__Objective__: How many lines of the data include the string "thickness"? State the number and nothing else.

__The data__:
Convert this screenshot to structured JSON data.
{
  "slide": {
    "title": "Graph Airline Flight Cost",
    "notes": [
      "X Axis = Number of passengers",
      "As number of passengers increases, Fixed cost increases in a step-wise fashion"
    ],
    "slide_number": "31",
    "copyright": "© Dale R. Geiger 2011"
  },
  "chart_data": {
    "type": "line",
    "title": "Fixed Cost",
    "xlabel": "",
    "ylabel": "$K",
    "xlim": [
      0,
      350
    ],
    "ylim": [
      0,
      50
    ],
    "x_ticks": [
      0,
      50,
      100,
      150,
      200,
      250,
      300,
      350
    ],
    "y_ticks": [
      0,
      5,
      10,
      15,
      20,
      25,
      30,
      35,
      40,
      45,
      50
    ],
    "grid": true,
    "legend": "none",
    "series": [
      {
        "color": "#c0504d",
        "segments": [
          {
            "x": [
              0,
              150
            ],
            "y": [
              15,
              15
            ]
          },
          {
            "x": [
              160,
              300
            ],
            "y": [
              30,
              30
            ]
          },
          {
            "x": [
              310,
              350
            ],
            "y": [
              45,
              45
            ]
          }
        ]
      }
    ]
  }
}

...

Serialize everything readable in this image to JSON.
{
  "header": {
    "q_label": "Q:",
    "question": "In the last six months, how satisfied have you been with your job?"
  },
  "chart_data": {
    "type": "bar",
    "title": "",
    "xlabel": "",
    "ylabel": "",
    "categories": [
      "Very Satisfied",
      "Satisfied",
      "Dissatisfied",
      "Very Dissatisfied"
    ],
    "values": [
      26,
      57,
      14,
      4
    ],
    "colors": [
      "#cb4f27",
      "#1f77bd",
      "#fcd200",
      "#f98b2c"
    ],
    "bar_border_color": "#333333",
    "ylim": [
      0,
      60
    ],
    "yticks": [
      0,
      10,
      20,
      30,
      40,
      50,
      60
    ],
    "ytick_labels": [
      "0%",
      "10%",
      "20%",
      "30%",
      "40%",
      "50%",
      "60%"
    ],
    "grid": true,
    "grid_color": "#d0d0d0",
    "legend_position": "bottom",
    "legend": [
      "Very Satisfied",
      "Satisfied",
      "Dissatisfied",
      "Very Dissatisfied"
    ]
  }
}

--

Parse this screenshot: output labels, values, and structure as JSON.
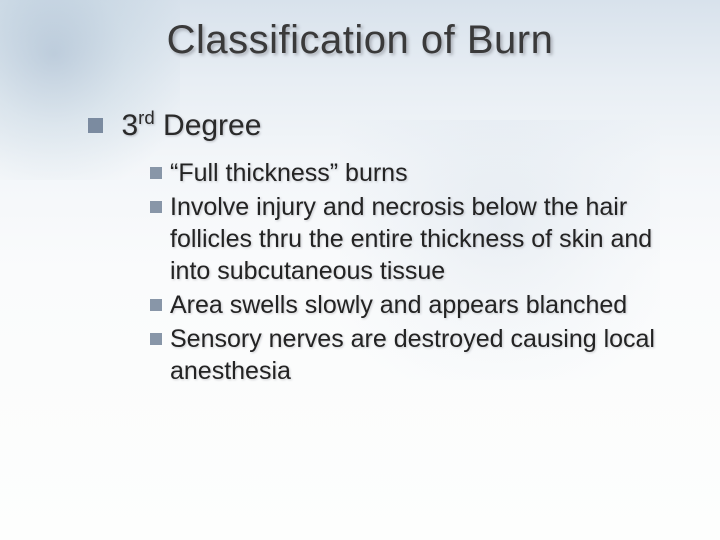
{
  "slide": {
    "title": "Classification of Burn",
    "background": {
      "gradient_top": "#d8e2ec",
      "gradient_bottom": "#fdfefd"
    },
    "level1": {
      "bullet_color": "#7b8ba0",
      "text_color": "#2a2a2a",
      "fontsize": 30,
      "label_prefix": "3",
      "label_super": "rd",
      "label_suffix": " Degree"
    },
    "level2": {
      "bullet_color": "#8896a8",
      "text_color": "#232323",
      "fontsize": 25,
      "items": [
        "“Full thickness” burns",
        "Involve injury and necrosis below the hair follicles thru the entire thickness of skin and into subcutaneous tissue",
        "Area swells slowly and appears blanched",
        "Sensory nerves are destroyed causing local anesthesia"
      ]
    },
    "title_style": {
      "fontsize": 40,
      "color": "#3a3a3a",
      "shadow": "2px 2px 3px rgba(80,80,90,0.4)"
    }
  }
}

__Reply to the task__: 2